* Begin *
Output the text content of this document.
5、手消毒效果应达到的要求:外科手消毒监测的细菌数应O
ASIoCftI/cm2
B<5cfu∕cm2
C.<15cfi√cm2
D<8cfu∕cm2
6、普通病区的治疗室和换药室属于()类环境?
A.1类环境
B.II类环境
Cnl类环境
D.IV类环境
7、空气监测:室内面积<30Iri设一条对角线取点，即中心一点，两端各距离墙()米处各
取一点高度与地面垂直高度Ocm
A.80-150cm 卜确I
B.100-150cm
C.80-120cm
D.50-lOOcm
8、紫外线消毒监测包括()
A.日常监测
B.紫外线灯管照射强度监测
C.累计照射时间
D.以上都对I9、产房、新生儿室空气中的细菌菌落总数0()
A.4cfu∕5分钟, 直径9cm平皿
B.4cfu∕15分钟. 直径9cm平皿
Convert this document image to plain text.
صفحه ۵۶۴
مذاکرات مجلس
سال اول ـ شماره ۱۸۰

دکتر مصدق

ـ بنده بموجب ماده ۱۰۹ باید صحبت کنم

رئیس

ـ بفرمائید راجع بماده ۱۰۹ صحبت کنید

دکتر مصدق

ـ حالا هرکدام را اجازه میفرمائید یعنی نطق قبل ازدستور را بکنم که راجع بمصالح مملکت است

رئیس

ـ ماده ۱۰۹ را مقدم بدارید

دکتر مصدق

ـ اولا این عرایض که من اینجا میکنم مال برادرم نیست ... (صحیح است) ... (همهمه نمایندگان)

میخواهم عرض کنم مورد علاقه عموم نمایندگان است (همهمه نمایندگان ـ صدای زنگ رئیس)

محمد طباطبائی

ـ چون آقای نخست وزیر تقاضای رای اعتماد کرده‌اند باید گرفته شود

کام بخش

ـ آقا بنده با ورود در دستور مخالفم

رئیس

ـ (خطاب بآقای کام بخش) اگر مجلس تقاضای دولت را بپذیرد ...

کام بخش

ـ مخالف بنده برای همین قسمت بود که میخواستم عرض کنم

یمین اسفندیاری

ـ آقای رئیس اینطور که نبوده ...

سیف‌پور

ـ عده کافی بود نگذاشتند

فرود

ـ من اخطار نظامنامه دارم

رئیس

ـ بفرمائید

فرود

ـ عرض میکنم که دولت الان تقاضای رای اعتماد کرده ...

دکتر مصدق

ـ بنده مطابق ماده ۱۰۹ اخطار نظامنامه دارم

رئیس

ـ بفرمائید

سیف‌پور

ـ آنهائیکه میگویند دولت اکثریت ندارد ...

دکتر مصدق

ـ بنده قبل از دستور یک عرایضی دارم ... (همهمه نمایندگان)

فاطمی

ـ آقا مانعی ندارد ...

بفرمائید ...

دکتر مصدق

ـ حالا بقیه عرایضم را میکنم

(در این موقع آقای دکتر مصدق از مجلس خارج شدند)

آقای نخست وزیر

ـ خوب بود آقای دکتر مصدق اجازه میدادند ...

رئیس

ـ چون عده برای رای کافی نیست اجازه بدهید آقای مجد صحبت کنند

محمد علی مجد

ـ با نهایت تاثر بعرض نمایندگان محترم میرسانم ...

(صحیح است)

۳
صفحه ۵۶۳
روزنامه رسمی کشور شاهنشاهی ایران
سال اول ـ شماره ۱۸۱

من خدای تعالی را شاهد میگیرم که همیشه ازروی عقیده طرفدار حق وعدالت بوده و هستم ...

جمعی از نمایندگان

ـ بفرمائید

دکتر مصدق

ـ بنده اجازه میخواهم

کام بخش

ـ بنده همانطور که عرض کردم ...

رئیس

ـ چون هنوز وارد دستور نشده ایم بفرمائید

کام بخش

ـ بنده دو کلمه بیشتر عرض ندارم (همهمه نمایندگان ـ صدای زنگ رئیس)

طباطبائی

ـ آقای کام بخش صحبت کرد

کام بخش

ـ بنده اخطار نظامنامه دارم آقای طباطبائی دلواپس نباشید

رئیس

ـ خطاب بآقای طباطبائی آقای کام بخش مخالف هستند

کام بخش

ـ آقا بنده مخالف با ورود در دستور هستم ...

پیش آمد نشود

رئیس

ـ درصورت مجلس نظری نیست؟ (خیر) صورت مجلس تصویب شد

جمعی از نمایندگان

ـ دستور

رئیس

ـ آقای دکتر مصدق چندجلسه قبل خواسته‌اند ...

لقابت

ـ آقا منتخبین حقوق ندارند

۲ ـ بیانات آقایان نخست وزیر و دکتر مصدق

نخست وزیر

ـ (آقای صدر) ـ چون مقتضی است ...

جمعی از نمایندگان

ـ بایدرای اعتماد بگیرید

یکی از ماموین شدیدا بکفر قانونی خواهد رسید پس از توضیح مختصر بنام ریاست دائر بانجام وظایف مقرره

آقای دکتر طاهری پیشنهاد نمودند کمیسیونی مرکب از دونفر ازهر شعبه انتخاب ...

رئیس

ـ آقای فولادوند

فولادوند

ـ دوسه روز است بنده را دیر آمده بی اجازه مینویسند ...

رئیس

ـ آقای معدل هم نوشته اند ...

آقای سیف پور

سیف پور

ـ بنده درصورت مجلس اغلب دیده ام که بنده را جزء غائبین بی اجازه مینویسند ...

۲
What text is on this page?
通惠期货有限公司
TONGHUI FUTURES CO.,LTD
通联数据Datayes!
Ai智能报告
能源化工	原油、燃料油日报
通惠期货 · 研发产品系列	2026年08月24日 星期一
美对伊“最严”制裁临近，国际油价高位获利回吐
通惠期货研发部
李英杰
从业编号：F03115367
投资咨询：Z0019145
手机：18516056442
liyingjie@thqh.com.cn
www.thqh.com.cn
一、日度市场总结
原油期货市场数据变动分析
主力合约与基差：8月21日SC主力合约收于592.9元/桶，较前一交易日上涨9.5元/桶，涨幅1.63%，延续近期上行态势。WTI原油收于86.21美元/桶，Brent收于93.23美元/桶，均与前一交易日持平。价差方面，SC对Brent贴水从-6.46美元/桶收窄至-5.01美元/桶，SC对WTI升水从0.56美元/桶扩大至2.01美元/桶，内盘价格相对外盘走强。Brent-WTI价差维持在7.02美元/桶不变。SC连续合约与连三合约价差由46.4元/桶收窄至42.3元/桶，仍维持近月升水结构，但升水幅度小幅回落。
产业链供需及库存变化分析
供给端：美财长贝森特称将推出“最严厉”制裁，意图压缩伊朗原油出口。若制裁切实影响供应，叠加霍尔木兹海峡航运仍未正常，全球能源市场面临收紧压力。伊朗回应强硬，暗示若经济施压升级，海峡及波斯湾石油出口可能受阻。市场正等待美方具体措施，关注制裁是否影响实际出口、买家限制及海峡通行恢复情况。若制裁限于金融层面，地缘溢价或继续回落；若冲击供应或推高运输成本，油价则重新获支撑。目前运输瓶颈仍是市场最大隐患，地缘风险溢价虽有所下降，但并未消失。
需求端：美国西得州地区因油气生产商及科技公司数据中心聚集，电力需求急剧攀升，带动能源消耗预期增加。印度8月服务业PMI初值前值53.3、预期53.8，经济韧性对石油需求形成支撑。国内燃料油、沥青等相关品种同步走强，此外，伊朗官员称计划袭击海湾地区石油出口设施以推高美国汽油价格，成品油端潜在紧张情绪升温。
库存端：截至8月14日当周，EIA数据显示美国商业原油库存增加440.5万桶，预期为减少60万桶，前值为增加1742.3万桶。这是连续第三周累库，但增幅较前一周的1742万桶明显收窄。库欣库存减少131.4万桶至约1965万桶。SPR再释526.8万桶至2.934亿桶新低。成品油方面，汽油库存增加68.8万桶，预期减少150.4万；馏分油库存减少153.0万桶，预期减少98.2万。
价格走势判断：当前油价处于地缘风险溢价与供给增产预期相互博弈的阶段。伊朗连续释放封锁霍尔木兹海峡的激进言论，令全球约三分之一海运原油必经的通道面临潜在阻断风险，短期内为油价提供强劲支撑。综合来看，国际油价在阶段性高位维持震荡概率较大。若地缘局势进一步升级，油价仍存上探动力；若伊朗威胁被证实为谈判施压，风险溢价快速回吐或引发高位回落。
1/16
* End *
> _WRITTEN INSTRUCTION_
Return the lines above, from the one containing "What text is on this page?" to the end, exactly as they stand.

> _RESULT OF THIS TASK_
What text is on this page?
通惠期货有限公司
TONGHUI FUTURES CO.,LTD
通联数据Datayes!
Ai智能报告
能源化工	原油、燃料油日报
通惠期货 · 研发产品系列	2026年08月24日 星期一
美对伊“最严”制裁临近，国际油价高位获利回吐
通惠期货研发部
李英杰
从业编号：F03115367
投资咨询：Z0019145
手机：18516056442
liyingjie@thqh.com.cn
www.thqh.com.cn
一、日度市场总结
原油期货市场数据变动分析
主力合约与基差：8月21日SC主力合约收于592.9元/桶，较前一交易日上涨9.5元/桶，涨幅1.63%，延续近期上行态势。WTI原油收于86.21美元/桶，Brent收于93.23美元/桶，均与前一交易日持平。价差方面，SC对Brent贴水从-6.46美元/桶收窄至-5.01美元/桶，SC对WTI升水从0.56美元/桶扩大至2.01美元/桶，内盘价格相对外盘走强。Brent-WTI价差维持在7.02美元/桶不变。SC连续合约与连三合约价差由46.4元/桶收窄至42.3元/桶，仍维持近月升水结构，但升水幅度小幅回落。
产业链供需及库存变化分析
供给端：美财长贝森特称将推出“最严厉”制裁，意图压缩伊朗原油出口。若制裁切实影响供应，叠加霍尔木兹海峡航运仍未正常，全球能源市场面临收紧压力。伊朗回应强硬，暗示若经济施压升级，海峡及波斯湾石油出口可能受阻。市场正等待美方具体措施，关注制裁是否影响实际出口、买家限制及海峡通行恢复情况。若制裁限于金融层面，地缘溢价或继续回落；若冲击供应或推高运输成本，油价则重新获支撑。目前运输瓶颈仍是市场最大隐患，地缘风险溢价虽有所下降，但并未消失。
需求端：美国西得州地区因油气生产商及科技公司数据中心聚集，电力需求急剧攀升，带动能源消耗预期增加。印度8月服务业PMI初值前值53.3、预期53.8，经济韧性对石油需求形成支撑。国内燃料油、沥青等相关品种同步走强，此外，伊朗官员称计划袭击海湾地区石油出口设施以推高美国汽油价格，成品油端潜在紧张情绪升温。
库存端：截至8月14日当周，EIA数据显示美国商业原油库存增加440.5万桶，预期为减少60万桶，前值为增加1742.3万桶。这是连续第三周累库，但增幅较前一周的1742万桶明显收窄。库欣库存减少131.4万桶至约1965万桶。SPR再释526.8万桶至2.934亿桶新低。成品油方面，汽油库存增加68.8万桶，预期减少150.4万；馏分油库存减少153.0万桶，预期减少98.2万。
价格走势判断：当前油价处于地缘风险溢价与供给增产预期相互博弈的阶段。伊朗连续释放封锁霍尔木兹海峡的激进言论，令全球约三分之一海运原油必经的通道面临潜在阻断风险，短期内为油价提供强劲支撑。综合来看，国际油价在阶段性高位维持震荡概率较大。若地缘局势进一步升级，油价仍存上探动力；若伊朗威胁被证实为谈判施压，风险溢价快速回吐或引发高位回落。
1/16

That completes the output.